= INSTRUCTIONS TO FOLLOW =
Reproduce the records below exactly as they appear.

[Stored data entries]
########################################

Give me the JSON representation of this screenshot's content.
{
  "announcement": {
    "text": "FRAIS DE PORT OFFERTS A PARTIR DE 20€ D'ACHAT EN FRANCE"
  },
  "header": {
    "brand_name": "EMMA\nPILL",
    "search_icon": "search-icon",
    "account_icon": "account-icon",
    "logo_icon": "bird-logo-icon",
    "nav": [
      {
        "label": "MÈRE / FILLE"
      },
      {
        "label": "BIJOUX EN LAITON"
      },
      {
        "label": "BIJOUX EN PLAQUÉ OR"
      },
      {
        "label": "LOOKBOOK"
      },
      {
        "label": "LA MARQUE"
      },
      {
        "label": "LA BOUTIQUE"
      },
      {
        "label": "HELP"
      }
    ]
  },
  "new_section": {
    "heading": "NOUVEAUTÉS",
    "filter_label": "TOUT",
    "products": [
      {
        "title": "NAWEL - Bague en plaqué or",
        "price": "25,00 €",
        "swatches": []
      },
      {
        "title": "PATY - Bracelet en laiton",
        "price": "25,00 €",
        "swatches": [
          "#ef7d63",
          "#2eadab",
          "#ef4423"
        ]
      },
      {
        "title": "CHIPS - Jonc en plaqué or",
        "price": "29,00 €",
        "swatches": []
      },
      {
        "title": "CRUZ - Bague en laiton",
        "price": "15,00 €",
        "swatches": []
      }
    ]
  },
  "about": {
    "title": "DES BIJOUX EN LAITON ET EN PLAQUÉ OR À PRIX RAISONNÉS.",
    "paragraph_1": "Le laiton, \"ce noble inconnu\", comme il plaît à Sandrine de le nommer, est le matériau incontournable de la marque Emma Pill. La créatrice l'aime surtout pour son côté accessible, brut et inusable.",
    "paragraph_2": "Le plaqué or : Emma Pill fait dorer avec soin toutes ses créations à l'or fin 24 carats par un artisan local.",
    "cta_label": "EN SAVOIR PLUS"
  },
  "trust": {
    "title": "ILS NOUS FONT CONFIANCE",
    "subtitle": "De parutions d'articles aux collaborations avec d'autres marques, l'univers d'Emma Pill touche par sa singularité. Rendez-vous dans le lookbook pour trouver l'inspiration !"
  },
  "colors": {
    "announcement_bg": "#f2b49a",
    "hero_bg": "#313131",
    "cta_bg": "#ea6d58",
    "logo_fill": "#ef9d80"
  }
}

########################################

= WRITTEN ANSWER =
Give me the JSON representation of this screenshot's content.
{
  "announcement": {
    "text": "FRAIS DE PORT OFFERTS A PARTIR DE 20€ D'ACHAT EN FRANCE"
  },
  "header": {
    "brand_name": "EMMA\nPILL",
    "search_icon": "search-icon",
    "account_icon": "account-icon",
    "logo_icon": "bird-logo-icon",
    "nav": [
      {
        "label": "MÈRE / FILLE"
      },
      {
        "label": "BIJOUX EN LAITON"
      },
      {
        "label": "BIJOUX EN PLAQUÉ OR"
      },
      {
        "label": "LOOKBOOK"
      },
      {
        "label": "LA MARQUE"
      },
      {
        "label": "LA BOUTIQUE"
      },
      {
        "label": "HELP"
      }
    ]
  },
  "new_section": {
    "heading": "NOUVEAUTÉS",
    "filter_label": "TOUT",
    "products": [
      {
        "title": "NAWEL - Bague en plaqué or",
        "price": "25,00 €",
        "swatches": []
      },
      {
        "title": "PATY - Bracelet en laiton",
        "price": "25,00 €",
        "swatches": [
          "#ef7d63",
          "#2eadab",
          "#ef4423"
        ]
      },
      {
        "title": "CHIPS - Jonc en plaqué or",
        "price": "29,00 €",
        "swatches": []
      },
      {
        "title": "CRUZ - Bague en laiton",
        "price": "15,00 €",
        "swatches": []
      }
    ]
  },
  "about": {
    "title": "DES BIJOUX EN LAITON ET EN PLAQUÉ OR À PRIX RAISONNÉS.",
    "paragraph_1": "Le laiton, \"ce noble inconnu\", comme il plaît à Sandrine de le nommer, est le matériau incontournable de la marque Emma Pill. La créatrice l'aime surtout pour son côté accessible, brut et inusable.",
    "paragraph_2": "Le plaqué or : Emma Pill fait dorer avec soin toutes ses créations à l'or fin 24 carats par un artisan local.",
    "cta_label": "EN SAVOIR PLUS"
  },
  "trust": {
    "title": "ILS NOUS FONT CONFIANCE",
    "subtitle": "De parutions d'articles aux collaborations avec d'autres marques, l'univers d'Emma Pill touche par sa singularité. Rendez-vous dans le lookbook pour trouver l'inspiration !"
  },
  "colors": {
    "announcement_bg": "#f2b49a",
    "hero_bg": "#313131",
    "cta_bg": "#ea6d58",
    "logo_fill": "#ef9d80"
  }
}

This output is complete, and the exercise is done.